▶ _GOAL OF THE EXERCISE_
Reproduce each line from the records that holds "below".

***** ROWS *****

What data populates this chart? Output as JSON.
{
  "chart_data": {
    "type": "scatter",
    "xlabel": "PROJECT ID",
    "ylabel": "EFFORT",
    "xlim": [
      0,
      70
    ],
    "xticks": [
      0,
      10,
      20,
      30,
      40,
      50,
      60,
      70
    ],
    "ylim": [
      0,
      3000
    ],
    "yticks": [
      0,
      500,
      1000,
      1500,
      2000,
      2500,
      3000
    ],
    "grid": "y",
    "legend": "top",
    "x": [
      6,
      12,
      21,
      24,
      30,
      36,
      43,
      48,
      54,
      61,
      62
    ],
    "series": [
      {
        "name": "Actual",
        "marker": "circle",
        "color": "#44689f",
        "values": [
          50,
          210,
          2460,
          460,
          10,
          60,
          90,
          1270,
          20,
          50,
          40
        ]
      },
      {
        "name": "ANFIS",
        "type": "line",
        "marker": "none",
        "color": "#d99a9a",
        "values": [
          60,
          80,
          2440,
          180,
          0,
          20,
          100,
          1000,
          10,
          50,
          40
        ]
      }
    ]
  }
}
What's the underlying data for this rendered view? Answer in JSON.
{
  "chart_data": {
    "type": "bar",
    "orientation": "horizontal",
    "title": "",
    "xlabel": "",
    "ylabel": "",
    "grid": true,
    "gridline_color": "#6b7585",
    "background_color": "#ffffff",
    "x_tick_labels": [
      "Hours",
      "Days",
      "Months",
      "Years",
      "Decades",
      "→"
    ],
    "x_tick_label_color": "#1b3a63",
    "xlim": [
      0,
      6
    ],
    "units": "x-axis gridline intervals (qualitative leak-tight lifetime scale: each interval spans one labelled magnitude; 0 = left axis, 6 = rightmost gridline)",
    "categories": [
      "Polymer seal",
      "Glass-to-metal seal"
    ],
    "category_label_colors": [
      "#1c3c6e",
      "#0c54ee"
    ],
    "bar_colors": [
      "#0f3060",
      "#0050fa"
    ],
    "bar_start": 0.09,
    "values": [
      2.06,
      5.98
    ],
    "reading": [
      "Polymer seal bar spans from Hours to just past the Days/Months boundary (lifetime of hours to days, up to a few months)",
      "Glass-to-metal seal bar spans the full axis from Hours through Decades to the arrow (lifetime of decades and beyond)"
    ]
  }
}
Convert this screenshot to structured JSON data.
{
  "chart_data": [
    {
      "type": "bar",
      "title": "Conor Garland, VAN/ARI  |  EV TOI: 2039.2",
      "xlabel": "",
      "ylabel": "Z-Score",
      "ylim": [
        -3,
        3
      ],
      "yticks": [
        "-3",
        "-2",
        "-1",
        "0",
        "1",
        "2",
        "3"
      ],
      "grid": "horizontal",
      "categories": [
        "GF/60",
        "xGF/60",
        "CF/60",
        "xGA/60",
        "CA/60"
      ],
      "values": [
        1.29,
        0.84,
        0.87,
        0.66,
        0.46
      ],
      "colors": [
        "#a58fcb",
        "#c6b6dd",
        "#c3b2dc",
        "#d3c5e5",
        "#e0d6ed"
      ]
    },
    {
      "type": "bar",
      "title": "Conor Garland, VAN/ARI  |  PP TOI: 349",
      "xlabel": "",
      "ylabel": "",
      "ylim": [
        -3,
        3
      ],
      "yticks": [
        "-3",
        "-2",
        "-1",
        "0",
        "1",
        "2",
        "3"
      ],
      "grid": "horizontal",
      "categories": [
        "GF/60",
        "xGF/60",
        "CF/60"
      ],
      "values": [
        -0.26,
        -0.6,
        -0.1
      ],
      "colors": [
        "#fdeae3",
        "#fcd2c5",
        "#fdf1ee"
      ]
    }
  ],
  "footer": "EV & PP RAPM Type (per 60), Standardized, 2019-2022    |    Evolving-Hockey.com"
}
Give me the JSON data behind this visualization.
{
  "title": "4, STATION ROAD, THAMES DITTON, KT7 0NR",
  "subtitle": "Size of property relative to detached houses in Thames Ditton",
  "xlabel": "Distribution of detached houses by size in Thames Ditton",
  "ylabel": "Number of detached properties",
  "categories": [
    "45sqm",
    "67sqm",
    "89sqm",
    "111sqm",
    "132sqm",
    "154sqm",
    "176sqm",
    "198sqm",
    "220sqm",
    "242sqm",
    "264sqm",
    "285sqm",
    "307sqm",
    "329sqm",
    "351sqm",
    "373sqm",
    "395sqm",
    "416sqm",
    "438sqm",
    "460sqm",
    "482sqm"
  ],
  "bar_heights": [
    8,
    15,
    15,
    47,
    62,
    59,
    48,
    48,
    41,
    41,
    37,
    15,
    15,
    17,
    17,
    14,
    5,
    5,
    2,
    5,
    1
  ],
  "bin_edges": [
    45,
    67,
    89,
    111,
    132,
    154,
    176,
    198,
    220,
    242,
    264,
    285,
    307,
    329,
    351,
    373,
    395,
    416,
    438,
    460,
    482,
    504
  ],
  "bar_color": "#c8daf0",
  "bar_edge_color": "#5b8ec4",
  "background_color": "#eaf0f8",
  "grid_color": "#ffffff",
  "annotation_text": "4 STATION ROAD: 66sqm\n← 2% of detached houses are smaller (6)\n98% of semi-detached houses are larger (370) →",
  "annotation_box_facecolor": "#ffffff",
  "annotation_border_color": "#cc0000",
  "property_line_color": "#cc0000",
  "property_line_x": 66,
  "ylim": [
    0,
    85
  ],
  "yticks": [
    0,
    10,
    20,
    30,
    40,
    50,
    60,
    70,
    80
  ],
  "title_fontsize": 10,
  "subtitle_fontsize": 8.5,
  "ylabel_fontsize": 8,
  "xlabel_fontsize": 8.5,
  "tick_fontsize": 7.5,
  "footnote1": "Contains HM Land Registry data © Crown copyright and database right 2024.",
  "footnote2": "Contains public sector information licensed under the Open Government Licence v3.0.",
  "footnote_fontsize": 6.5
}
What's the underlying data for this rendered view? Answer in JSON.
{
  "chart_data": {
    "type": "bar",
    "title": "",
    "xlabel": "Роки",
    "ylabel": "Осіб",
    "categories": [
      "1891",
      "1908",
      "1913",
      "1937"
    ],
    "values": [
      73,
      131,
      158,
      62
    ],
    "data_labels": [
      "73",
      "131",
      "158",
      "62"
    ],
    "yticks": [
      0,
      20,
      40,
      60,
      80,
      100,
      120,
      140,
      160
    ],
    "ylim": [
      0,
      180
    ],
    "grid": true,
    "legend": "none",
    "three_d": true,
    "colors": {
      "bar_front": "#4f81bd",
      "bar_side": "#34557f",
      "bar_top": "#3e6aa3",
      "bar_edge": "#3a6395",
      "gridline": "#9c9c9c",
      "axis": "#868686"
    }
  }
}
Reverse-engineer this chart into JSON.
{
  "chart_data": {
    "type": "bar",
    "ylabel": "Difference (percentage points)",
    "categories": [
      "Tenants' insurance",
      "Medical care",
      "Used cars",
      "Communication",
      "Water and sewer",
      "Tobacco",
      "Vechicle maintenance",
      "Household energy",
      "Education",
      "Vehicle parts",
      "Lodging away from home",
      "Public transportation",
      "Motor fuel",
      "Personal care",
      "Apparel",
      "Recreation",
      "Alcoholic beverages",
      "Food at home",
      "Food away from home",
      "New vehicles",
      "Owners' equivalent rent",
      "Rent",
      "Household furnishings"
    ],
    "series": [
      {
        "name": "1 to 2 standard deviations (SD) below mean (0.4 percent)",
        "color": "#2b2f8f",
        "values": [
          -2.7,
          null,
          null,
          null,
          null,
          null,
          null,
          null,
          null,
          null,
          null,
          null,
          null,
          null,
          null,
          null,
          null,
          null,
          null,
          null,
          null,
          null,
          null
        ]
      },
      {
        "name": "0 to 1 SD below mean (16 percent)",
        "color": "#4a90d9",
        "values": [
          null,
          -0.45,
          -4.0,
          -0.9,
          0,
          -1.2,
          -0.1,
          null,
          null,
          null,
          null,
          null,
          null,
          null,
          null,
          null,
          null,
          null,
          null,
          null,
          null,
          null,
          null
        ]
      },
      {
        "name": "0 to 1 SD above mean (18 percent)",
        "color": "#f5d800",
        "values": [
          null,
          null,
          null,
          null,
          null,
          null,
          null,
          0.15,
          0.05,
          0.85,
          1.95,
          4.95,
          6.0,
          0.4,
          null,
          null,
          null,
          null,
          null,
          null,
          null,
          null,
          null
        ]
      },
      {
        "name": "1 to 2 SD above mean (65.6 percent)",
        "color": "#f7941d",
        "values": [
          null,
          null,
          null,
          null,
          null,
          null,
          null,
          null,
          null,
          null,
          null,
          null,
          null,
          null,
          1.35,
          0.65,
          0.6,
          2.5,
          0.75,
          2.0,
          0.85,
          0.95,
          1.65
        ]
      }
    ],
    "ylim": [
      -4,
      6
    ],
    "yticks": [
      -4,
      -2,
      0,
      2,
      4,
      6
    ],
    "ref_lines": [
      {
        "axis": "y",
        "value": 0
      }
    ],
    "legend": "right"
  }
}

*****

▶ _SOLUTION FOR THIS PROBLEM_
        "name": "1 to 2 standard deviations (SD) below mean (0.4 percent)",
        "name": "0 to 1 SD below mean (16 percent)",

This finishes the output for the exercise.